However, despite the past and continuing political importance of the act, the reality is different for people who are trying hard to be counted as NFSA beneficiaries. Vandana made many rounds to the block office in Dabhaura with a pile of documents for being declared a beneficiary under the NFSA, but got no positive response from the officials. With a sombre look on her face, she said, “After my husband died in 2020, one day a sarpanch came to our house and told me that we would get ration soon.” The village head’s assurance stays empty till date.

Vandana’s pain is not exacerbated by inefficient local administrators but because of decisions being taken far away from their village, in New Delhi.

The Policymaker’s Blind Spot

In June, when Prime Minister Narendra Modi went to Washington on his first state visit, he claimed to represent a number he had not yet counted. During the welcome ceremony at the White House South Lawn, he told a gathering of the Indian diaspora, with US president Joe Biden in attendance, “This grand welcome ceremony at the White House today is an honour and pride for the 1.4 billion people of India. This is also an honour for more than four million people of Indian origin living in the US. For this honour, I express my heartfelt gratitude.”

How did Modi know that India had crossed the 1.4 billion-mark with its people? Two months earlier, the UN estimated that India had overtaken China in population with a total figure of 1,425,775,850. Though the government liberally uses such estimates for hyperbolic claims, it shies away from counting people and beneficiaries of welfare schemes in the old-fashioned way through the decennial census and many statistical surveys. Over the years, this unwillingness has created a data deficit of humungous proportion which has humane and statistical implications for the most marginalised among Indians.

When the Modi government opted out of the census that should have been conducted in 2021, it sent back the country’s policymaking by a decade, says P.C. Mohanan, former acting chairman of the National Statistical Commission, who has had a troubled relationship with Modi’s government. “We have a problem of data deficit in India. We do not have updated census and socio-economic caste-based census, National Consumption Survey and MSME Survey. Even our civil registration system of recording deaths and births is not robust, which leads to data gap or data deficit.”

While agencies like the UN can rely on population estimates, the policymaker has no other choice but to bank on a physical census. India’s first chief statistician Pronab Sen says that India is not like European countries which are not dependent on physical census to count their people. “Their civil registration system is so robust that they can recompute their population at any given time,” he says.

Experts argue that the data gaps caused by the absence of the census and a lack of reliable ways to count people through secondary means make the implementation of welfare policies difficult and lead to the exclusion of a large chunk of eligible beneficiaries from availing benefits.

Data Deficit as Developmental Deficit

Data deficit works in myriad ways to deny the poor access to government schemes. In village after village, a huge number of eligible people is being left out from the food security act because of the government’s inability to count all Indian citizens. Since the NFSA determines ration quotas for states and Union territories using the census data, experts rue the delay in conducting census. Anjali Bhardwaj, co-convener of the National Campaign for People’s Right to Information, says, “The population during 2011, when the census was last conducted, stood at 1.21 billion, witnessing a decadal growth of 17.7% between 2001 and 2011. Now it has increased to around 1.4 billion. The number of beneficiaries has risen as the population has grown, but the quotas determined on the basis of the 2011 census still hold currency. This clearly has led to the letting go of many eligible people without food, which is a fundamental right.”

### Written exercise 1
In the article on India's census delay, what total population did the UN estimate for India?
### Written exercise 2
Copy the entries from their first line through the line containing "- data-label: NAWL 3.5%: [553, 102, 646, 115]", including both.
The entries that follow have no connection to the article above.

### Entries shown
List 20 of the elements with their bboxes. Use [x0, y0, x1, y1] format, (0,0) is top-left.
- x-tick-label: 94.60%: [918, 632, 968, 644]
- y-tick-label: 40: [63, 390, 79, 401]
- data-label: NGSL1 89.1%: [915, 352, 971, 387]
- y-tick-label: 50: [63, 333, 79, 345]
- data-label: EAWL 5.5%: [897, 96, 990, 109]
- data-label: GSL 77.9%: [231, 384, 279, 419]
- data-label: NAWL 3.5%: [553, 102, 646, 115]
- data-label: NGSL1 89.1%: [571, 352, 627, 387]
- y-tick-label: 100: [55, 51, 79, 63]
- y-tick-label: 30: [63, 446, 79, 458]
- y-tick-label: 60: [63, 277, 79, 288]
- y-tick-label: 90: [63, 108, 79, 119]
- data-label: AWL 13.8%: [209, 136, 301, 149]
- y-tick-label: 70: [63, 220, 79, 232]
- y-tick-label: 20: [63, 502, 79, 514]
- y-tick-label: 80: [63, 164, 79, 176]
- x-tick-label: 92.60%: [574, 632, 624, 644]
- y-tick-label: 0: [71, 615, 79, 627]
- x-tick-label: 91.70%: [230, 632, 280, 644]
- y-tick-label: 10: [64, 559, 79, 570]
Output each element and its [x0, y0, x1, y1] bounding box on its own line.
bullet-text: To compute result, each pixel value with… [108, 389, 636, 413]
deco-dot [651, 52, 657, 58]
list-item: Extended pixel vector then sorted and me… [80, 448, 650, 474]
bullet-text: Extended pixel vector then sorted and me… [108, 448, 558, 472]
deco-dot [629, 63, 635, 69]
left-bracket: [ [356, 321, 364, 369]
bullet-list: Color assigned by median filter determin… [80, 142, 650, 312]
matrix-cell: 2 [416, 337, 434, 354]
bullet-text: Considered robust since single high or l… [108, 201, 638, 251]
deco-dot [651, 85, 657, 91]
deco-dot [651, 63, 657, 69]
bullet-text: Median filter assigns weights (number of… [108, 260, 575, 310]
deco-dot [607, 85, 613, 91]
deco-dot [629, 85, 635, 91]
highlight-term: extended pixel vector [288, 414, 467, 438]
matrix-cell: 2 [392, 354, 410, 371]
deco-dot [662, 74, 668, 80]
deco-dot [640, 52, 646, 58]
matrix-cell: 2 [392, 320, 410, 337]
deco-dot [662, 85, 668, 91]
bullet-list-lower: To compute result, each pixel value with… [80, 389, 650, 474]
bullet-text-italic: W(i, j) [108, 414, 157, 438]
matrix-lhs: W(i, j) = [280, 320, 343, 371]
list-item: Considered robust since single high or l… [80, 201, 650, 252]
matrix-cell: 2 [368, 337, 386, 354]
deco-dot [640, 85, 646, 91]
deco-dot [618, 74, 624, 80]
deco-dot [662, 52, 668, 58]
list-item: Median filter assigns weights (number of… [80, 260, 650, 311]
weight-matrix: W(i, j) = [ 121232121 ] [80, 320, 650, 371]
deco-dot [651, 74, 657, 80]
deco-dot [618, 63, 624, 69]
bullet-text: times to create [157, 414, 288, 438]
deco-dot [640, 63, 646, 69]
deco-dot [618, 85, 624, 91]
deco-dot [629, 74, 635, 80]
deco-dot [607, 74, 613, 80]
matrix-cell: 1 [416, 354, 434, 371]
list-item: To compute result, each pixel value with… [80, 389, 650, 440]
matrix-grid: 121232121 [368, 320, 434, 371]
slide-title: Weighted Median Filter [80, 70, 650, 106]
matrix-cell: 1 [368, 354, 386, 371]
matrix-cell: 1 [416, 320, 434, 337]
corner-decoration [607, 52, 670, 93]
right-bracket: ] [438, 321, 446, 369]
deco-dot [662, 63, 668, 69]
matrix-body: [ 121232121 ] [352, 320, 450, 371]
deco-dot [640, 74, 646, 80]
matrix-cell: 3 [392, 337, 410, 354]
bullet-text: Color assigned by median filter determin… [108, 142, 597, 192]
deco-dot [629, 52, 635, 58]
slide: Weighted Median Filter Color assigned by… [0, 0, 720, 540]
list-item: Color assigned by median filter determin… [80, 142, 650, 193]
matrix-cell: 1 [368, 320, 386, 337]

### Full solution 1
1,425,775,850

### Full solution 2
List 20 of the elements with their bboxes. Use [x0, y0, x1, y1] format, (0,0) is top-left.
- x-tick-label: 94.60%: [918, 632, 968, 644]
- y-tick-label: 40: [63, 390, 79, 401]
- data-label: NGSL1 89.1%: [915, 352, 971, 387]
- y-tick-label: 50: [63, 333, 79, 345]
- data-label: EAWL 5.5%: [897, 96, 990, 109]
- data-label: GSL 77.9%: [231, 384, 279, 419]
- data-label: NAWL 3.5%: [553, 102, 646, 115]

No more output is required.